■ **WHAT IS BEING ASKED**
Tally up how many lines in the listing below contain the string "Observed", and give only the total.

■ **RECORDS PROVIDED**
--- START ---

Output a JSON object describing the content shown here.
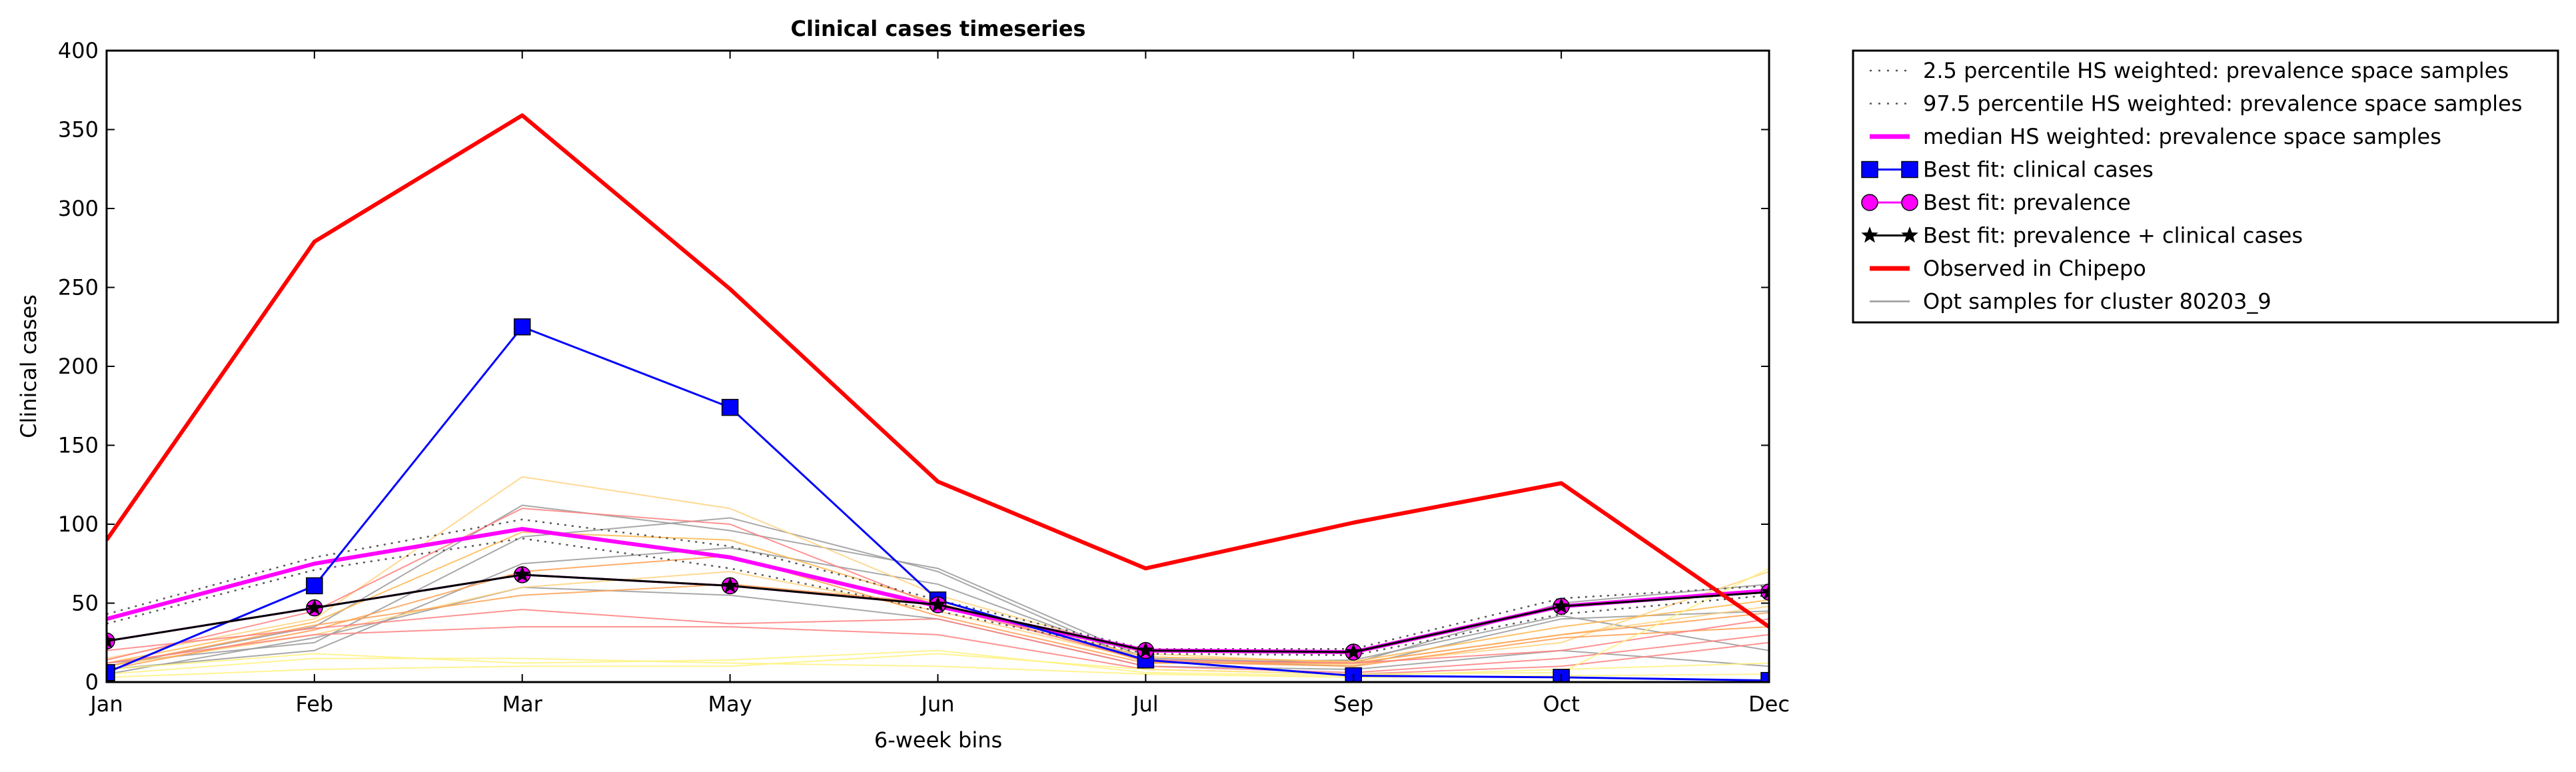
{
  "chart_data": {
    "type": "line",
    "title": "Clinical cases timeseries",
    "xlabel": "6-week bins",
    "ylabel": "Clinical cases",
    "categories": [
      "Jan",
      "Feb",
      "Mar",
      "May",
      "Jun",
      "Jul",
      "Sep",
      "Oct",
      "Dec"
    ],
    "ylim": [
      0,
      400
    ],
    "yticks": [
      0,
      50,
      100,
      150,
      200,
      250,
      300,
      350,
      400
    ],
    "grid": false,
    "legend_position": "outside-right",
    "legend": [
      "2.5 percentile HS weighted: prevalence space samples",
      "97.5 percentile HS weighted: prevalence space samples",
      "median HS weighted: prevalence space samples",
      "Best fit: clinical cases",
      "Best fit: prevalence",
      "Best fit: prevalence + clinical cases",
      "Observed in Chipepo",
      "Opt samples for cluster 80203_9"
    ],
    "series": [
      {
        "name": "2.5 percentile HS weighted: prevalence space samples",
        "style": "dotted",
        "color": "#555555",
        "values": [
          37,
          71,
          91,
          72,
          45,
          18,
          17,
          43,
          55
        ]
      },
      {
        "name": "97.5 percentile HS weighted: prevalence space samples",
        "style": "dotted",
        "color": "#555555",
        "values": [
          43,
          79,
          103,
          86,
          52,
          21,
          21,
          53,
          61
        ]
      },
      {
        "name": "median HS weighted: prevalence space samples",
        "style": "solid-thick",
        "color": "#ff00ff",
        "values": [
          40,
          75,
          97,
          79,
          48,
          20,
          19,
          48,
          58
        ]
      },
      {
        "name": "Best fit: clinical cases",
        "style": "line-square",
        "color": "#0000ff",
        "values": [
          6,
          61,
          225,
          174,
          52,
          14,
          4,
          3,
          1
        ]
      },
      {
        "name": "Best fit: prevalence",
        "style": "line-circle",
        "color": "#ff00ff",
        "values": [
          26,
          47,
          68,
          61,
          49,
          20,
          19,
          48,
          57
        ]
      },
      {
        "name": "Best fit: prevalence + clinical cases",
        "style": "line-star",
        "color": "#000000",
        "values": [
          26,
          47,
          68,
          61,
          49,
          20,
          19,
          48,
          57
        ]
      },
      {
        "name": "Observed in Chipepo",
        "style": "solid-thick",
        "color": "#ff0000",
        "values": [
          90,
          279,
          359,
          249,
          127,
          72,
          101,
          126,
          35
        ]
      },
      {
        "name": "Opt samples for cluster 80203_9",
        "style": "thin",
        "color": "#999999",
        "samples": [
          {
            "color": "#999999",
            "values": [
              12,
              25,
              92,
              104,
              70,
              12,
              14,
              42,
              20
            ]
          },
          {
            "color": "#999999",
            "values": [
              10,
              35,
              112,
              96,
              72,
              15,
              12,
              50,
              62
            ]
          },
          {
            "color": "#999999",
            "values": [
              8,
              20,
              75,
              85,
              62,
              14,
              10,
              40,
              45
            ]
          },
          {
            "color": "#999999",
            "values": [
              5,
              28,
              60,
              55,
              40,
              10,
              8,
              20,
              10
            ]
          },
          {
            "color": "#ffd27f",
            "values": [
              15,
              40,
              130,
              110,
              55,
              18,
              12,
              30,
              48
            ]
          },
          {
            "color": "#ffd27f",
            "values": [
              10,
              30,
              60,
              70,
              45,
              14,
              11,
              25,
              70
            ]
          },
          {
            "color": "#ffb74d",
            "values": [
              12,
              38,
              95,
              90,
              50,
              16,
              13,
              35,
              52
            ]
          },
          {
            "color": "#ff9f50",
            "values": [
              8,
              33,
              70,
              80,
              42,
              12,
              12,
              30,
              44
            ]
          },
          {
            "color": "#ff9f50",
            "values": [
              10,
              36,
              55,
              62,
              50,
              13,
              10,
              28,
              35
            ]
          },
          {
            "color": "#ff7f7f",
            "values": [
              14,
              45,
              110,
              100,
              48,
              14,
              12,
              20,
              40
            ]
          },
          {
            "color": "#ff7f7f",
            "values": [
              20,
              34,
              46,
              37,
              40,
              10,
              6,
              15,
              30
            ]
          },
          {
            "color": "#ff7f7f",
            "values": [
              12,
              30,
              35,
              35,
              30,
              8,
              5,
              10,
              25
            ]
          },
          {
            "color": "#fff27f",
            "values": [
              5,
              15,
              15,
              12,
              10,
              5,
              3,
              4,
              5
            ]
          },
          {
            "color": "#fff27f",
            "values": [
              3,
              8,
              10,
              10,
              18,
              8,
              5,
              6,
              72
            ]
          },
          {
            "color": "#fff27f",
            "values": [
              8,
              18,
              12,
              14,
              20,
              6,
              4,
              8,
              12
            ]
          }
        ]
      }
    ]
  }
}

--- END ---

■ **FINISHED ANSWER**
2